** Start Recorded data **

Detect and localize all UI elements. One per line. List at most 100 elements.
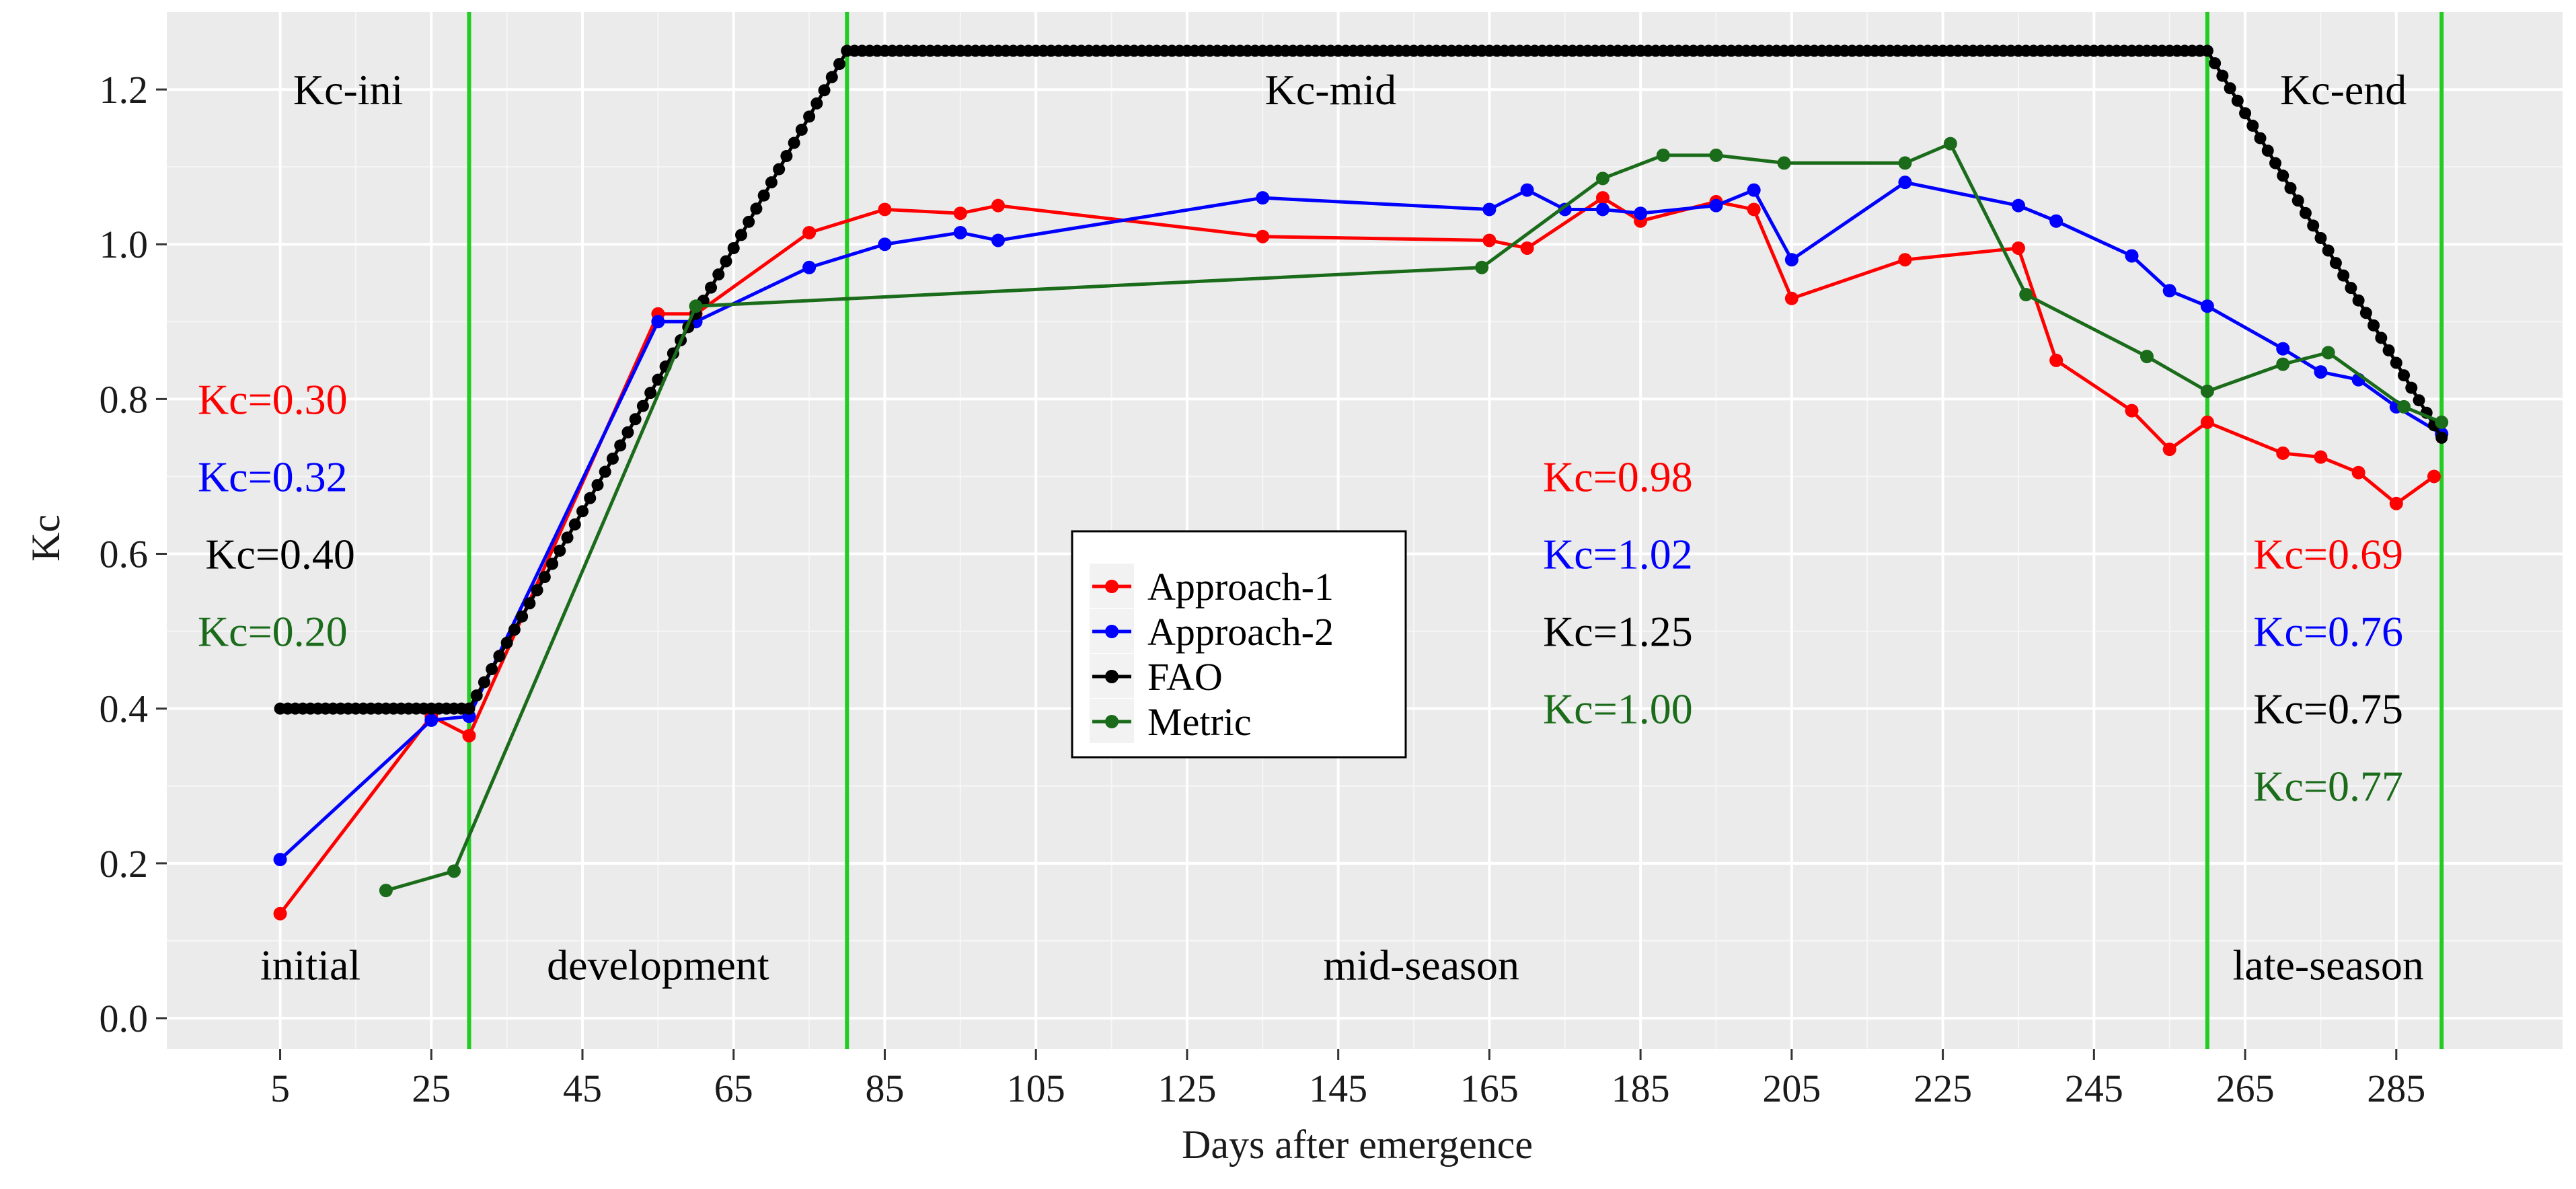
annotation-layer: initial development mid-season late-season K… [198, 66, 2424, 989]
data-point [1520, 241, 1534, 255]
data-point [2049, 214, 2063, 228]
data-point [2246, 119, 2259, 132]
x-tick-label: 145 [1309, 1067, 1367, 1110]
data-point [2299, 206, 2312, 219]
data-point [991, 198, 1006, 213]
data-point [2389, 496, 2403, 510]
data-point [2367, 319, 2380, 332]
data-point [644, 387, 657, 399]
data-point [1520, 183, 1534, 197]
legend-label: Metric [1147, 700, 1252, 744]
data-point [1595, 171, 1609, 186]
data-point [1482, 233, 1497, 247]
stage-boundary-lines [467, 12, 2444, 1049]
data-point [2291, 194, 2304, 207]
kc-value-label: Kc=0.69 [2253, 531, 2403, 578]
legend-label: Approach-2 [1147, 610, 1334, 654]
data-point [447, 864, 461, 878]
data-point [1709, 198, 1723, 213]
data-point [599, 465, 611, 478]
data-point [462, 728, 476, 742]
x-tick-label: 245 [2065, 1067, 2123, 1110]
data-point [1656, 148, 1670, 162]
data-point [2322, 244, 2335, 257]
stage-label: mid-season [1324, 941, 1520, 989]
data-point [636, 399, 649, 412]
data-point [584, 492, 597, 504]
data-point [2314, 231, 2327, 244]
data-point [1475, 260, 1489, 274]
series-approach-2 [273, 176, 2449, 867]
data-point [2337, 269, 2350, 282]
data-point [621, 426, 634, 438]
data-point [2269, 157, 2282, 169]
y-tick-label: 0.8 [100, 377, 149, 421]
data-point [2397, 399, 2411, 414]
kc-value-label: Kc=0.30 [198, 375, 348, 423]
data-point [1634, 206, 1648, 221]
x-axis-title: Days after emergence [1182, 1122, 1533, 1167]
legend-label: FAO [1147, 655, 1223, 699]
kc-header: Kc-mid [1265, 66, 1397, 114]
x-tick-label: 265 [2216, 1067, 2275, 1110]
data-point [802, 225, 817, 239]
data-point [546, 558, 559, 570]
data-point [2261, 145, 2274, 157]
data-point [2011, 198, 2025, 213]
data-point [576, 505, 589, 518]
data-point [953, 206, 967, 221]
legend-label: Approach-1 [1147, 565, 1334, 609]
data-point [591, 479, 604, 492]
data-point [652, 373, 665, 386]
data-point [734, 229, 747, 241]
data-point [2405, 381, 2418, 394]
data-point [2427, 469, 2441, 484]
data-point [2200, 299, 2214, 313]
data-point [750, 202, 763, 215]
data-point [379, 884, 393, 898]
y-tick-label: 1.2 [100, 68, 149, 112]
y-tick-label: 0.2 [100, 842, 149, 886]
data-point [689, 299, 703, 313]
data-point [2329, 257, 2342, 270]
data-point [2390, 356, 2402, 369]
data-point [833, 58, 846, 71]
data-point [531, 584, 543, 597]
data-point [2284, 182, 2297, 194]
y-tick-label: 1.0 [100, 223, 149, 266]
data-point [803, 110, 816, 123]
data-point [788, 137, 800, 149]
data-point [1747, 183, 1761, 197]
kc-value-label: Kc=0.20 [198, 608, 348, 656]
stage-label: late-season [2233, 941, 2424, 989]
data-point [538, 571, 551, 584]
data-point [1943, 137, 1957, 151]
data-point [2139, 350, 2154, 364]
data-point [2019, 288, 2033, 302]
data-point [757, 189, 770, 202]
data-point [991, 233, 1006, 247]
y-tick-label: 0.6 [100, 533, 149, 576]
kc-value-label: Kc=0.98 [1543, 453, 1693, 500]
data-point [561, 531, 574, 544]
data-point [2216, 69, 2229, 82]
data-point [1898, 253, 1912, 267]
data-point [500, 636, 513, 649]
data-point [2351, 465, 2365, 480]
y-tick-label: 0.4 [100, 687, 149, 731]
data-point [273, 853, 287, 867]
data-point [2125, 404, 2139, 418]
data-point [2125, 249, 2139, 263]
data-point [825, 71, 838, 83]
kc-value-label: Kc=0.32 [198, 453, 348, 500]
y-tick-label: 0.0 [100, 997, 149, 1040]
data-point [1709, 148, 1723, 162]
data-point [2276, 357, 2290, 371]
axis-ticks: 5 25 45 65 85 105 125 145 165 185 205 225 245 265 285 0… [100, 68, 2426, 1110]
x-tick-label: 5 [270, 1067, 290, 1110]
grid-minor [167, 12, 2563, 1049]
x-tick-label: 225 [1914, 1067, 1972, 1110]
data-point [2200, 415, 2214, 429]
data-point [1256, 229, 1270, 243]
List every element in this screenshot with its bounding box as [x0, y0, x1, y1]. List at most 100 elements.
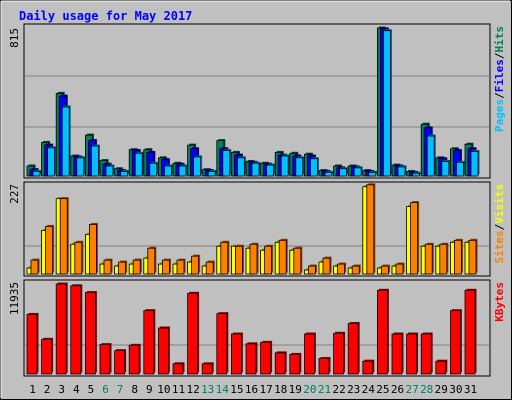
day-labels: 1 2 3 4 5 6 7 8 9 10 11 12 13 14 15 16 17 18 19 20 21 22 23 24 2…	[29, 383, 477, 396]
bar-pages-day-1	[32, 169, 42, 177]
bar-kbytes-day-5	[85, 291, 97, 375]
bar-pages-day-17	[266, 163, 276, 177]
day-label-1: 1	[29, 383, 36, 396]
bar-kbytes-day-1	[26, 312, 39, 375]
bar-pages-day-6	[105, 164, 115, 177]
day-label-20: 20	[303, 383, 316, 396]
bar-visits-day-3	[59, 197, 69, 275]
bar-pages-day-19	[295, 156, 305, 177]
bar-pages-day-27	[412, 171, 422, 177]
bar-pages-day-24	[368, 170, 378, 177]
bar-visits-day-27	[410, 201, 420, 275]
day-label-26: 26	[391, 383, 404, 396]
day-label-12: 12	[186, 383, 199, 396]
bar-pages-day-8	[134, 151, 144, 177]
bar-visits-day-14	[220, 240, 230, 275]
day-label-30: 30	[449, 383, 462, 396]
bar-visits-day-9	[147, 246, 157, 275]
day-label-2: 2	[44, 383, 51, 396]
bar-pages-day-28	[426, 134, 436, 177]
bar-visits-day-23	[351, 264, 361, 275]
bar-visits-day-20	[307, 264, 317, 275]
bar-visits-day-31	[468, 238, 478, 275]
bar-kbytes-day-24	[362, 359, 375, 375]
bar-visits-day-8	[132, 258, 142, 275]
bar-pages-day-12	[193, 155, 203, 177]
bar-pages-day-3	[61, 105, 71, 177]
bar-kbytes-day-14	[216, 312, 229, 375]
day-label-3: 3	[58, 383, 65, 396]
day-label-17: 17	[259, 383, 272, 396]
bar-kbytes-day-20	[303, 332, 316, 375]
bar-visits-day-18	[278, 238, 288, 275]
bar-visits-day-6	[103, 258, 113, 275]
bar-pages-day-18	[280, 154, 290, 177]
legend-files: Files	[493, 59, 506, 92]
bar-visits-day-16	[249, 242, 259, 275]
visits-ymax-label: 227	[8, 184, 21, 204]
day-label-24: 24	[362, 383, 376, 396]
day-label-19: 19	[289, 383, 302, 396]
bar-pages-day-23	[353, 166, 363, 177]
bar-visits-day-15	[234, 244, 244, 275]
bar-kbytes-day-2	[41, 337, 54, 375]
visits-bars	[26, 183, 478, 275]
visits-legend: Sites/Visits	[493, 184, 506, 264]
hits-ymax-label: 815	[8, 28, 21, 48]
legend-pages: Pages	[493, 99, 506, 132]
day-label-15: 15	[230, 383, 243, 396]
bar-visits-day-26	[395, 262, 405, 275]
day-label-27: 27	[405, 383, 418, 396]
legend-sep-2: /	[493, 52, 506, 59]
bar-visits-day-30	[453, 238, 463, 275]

** End Recorded data **

What the task asks -
Change every "data-point" in the entries above to "data-marker", keeping everything else the same, and leave the pictures out of your answer.

Problem solution -
Detect and localize all UI elements. One per line. List at most 100 elements.
annotation-layer: initial development mid-season late-season K… [198, 66, 2424, 989]
data-marker [1520, 241, 1534, 255]
data-marker [2049, 214, 2063, 228]
data-marker [2246, 119, 2259, 132]
x-tick-label: 145 [1309, 1067, 1367, 1110]
data-marker [2299, 206, 2312, 219]
data-marker [991, 198, 1006, 213]
data-marker [2389, 496, 2403, 510]
data-marker [2367, 319, 2380, 332]
data-marker [644, 387, 657, 399]
data-marker [1520, 183, 1534, 197]
legend-label: Metric [1147, 700, 1252, 744]
data-marker [1595, 171, 1609, 186]
data-marker [1482, 233, 1497, 247]
stage-boundary-lines [467, 12, 2444, 1049]
data-marker [2291, 194, 2304, 207]
kc-value-label: Kc=0.69 [2253, 531, 2403, 578]
legend-label: Approach-2 [1147, 610, 1334, 654]
data-marker [447, 864, 461, 878]
data-marker [1709, 198, 1723, 213]
data-marker [599, 465, 611, 478]
data-marker [462, 728, 476, 742]
x-tick-label: 245 [2065, 1067, 2123, 1110]
data-marker [1656, 148, 1670, 162]
data-marker [2322, 244, 2335, 257]
stage-label: mid-season [1324, 941, 1520, 989]
data-marker [636, 399, 649, 412]
data-marker [584, 492, 597, 504]
data-marker [2314, 231, 2327, 244]
data-marker [1475, 260, 1489, 274]
series-approach-2 [273, 176, 2449, 867]
data-marker [2337, 269, 2350, 282]
data-marker [621, 426, 634, 438]
data-marker [2269, 157, 2282, 169]
y-tick-label: 0.8 [100, 377, 149, 421]
data-marker [2397, 399, 2411, 414]
kc-value-label: Kc=0.30 [198, 375, 348, 423]
data-marker [1634, 206, 1648, 221]
x-axis-title: Days after emergence [1182, 1122, 1533, 1167]
legend-label: FAO [1147, 655, 1223, 699]
kc-header: Kc-mid [1265, 66, 1397, 114]
x-tick-label: 265 [2216, 1067, 2275, 1110]
data-marker [802, 225, 817, 239]
data-marker [546, 558, 559, 570]
data-marker [2261, 145, 2274, 157]
data-marker [2011, 198, 2025, 213]
data-marker [576, 505, 589, 518]
data-marker [953, 206, 967, 221]
legend-label: Approach-1 [1147, 565, 1334, 609]
data-marker [591, 479, 604, 492]
data-marker [652, 373, 665, 386]
data-marker [734, 229, 747, 241]
data-marker [2405, 381, 2418, 394]
data-marker [2427, 469, 2441, 484]
data-marker [2200, 299, 2214, 313]
data-marker [750, 202, 763, 215]
data-marker [379, 884, 393, 898]
y-tick-label: 1.2 [100, 68, 149, 112]
y-tick-label: 0.2 [100, 842, 149, 886]
data-marker [689, 299, 703, 313]
data-marker [2329, 257, 2342, 270]
data-marker [2390, 356, 2402, 369]
data-marker [833, 58, 846, 71]
data-marker [531, 584, 543, 597]
data-marker [2284, 182, 2297, 194]
y-tick-label: 1.0 [100, 223, 149, 266]
data-marker [803, 110, 816, 123]
data-marker [788, 137, 800, 149]
data-marker [1747, 183, 1761, 197]
kc-value-label: Kc=0.20 [198, 608, 348, 656]
stage-label: late-season [2233, 941, 2424, 989]
data-marker [538, 571, 551, 584]
data-marker [1943, 137, 1957, 151]
data-marker [2139, 350, 2154, 364]
data-marker [2019, 288, 2033, 302]
data-marker [757, 189, 770, 202]
data-marker [991, 233, 1006, 247]
y-tick-label: 0.6 [100, 533, 149, 576]
kc-value-label: Kc=0.98 [1543, 453, 1693, 500]
data-marker [561, 531, 574, 544]
data-marker [2216, 69, 2229, 82]
data-marker [1898, 253, 1912, 267]
data-marker [500, 636, 513, 649]
data-marker [2351, 465, 2365, 480]
y-tick-label: 0.4 [100, 687, 149, 731]
data-marker [273, 853, 287, 867]
data-marker [2125, 404, 2139, 418]
data-marker [2125, 249, 2139, 263]
data-marker [825, 71, 838, 83]
kc-value-label: Kc=0.32 [198, 453, 348, 500]
y-tick-label: 0.0 [100, 997, 149, 1040]
data-marker [1709, 148, 1723, 162]
data-marker [2276, 357, 2290, 371]
axis-ticks: 5 25 45 65 85 105 125 145 165 185 205 225 245 265 285 0… [100, 68, 2426, 1110]
x-tick-label: 5 [270, 1067, 290, 1110]
grid-minor [167, 12, 2563, 1049]
x-tick-label: 225 [1914, 1067, 1972, 1110]
data-marker [2200, 415, 2214, 429]
data-marker [1256, 229, 1270, 243]
List every element in this screenshot with its bounding box as [x0, y0, x1, y1]. List at most 100 elements.
day-labels: 1 2 3 4 5 6 7 8 9 10 11 12 13 14 15 16 17 18 19 20 21 22 23 24 2…	[29, 383, 477, 396]
bar-pages-day-1	[32, 169, 42, 177]
bar-kbytes-day-5	[85, 291, 97, 375]
bar-pages-day-17	[266, 163, 276, 177]
day-label-1: 1	[29, 383, 36, 396]
bar-kbytes-day-1	[26, 312, 39, 375]
bar-pages-day-6	[105, 164, 115, 177]
day-label-20: 20	[303, 383, 316, 396]
bar-visits-day-3	[59, 197, 69, 275]
bar-pages-day-19	[295, 156, 305, 177]
bar-pages-day-27	[412, 171, 422, 177]
bar-pages-day-24	[368, 170, 378, 177]
bar-visits-day-27	[410, 201, 420, 275]
day-label-26: 26	[391, 383, 404, 396]
day-label-12: 12	[186, 383, 199, 396]
bar-pages-day-8	[134, 151, 144, 177]
bar-visits-day-14	[220, 240, 230, 275]
day-label-30: 30	[449, 383, 462, 396]
bar-visits-day-9	[147, 246, 157, 275]
day-label-2: 2	[44, 383, 51, 396]
bar-pages-day-28	[426, 134, 436, 177]
bar-visits-day-23	[351, 264, 361, 275]
bar-visits-day-20	[307, 264, 317, 275]
bar-visits-day-31	[468, 238, 478, 275]
bar-kbytes-day-24	[362, 359, 375, 375]
bar-visits-day-8	[132, 258, 142, 275]
bar-pages-day-12	[193, 155, 203, 177]
bar-pages-day-3	[61, 105, 71, 177]
bar-kbytes-day-14	[216, 312, 229, 375]
day-label-3: 3	[58, 383, 65, 396]
day-label-17: 17	[259, 383, 272, 396]
bar-kbytes-day-20	[303, 332, 316, 375]
bar-visits-day-18	[278, 238, 288, 275]
bar-visits-day-6	[103, 258, 113, 275]
bar-pages-day-18	[280, 154, 290, 177]
legend-files: Files	[493, 59, 506, 92]
bar-visits-day-16	[249, 242, 259, 275]
visits-ymax-label: 227	[8, 184, 21, 204]
day-label-24: 24	[362, 383, 376, 396]
day-label-19: 19	[289, 383, 302, 396]
bar-pages-day-23	[353, 166, 363, 177]
bar-visits-day-15	[234, 244, 244, 275]
bar-kbytes-day-2	[41, 337, 54, 375]
visits-bars	[26, 183, 478, 275]
visits-legend: Sites/Visits	[493, 184, 506, 264]
hits-ymax-label: 815	[8, 28, 21, 48]
legend-pages: Pages	[493, 99, 506, 132]
day-label-15: 15	[230, 383, 243, 396]
bar-visits-day-26	[395, 262, 405, 275]
day-label-27: 27	[405, 383, 418, 396]
legend-sep-2: /	[493, 52, 506, 59]
bar-visits-day-30	[453, 238, 463, 275]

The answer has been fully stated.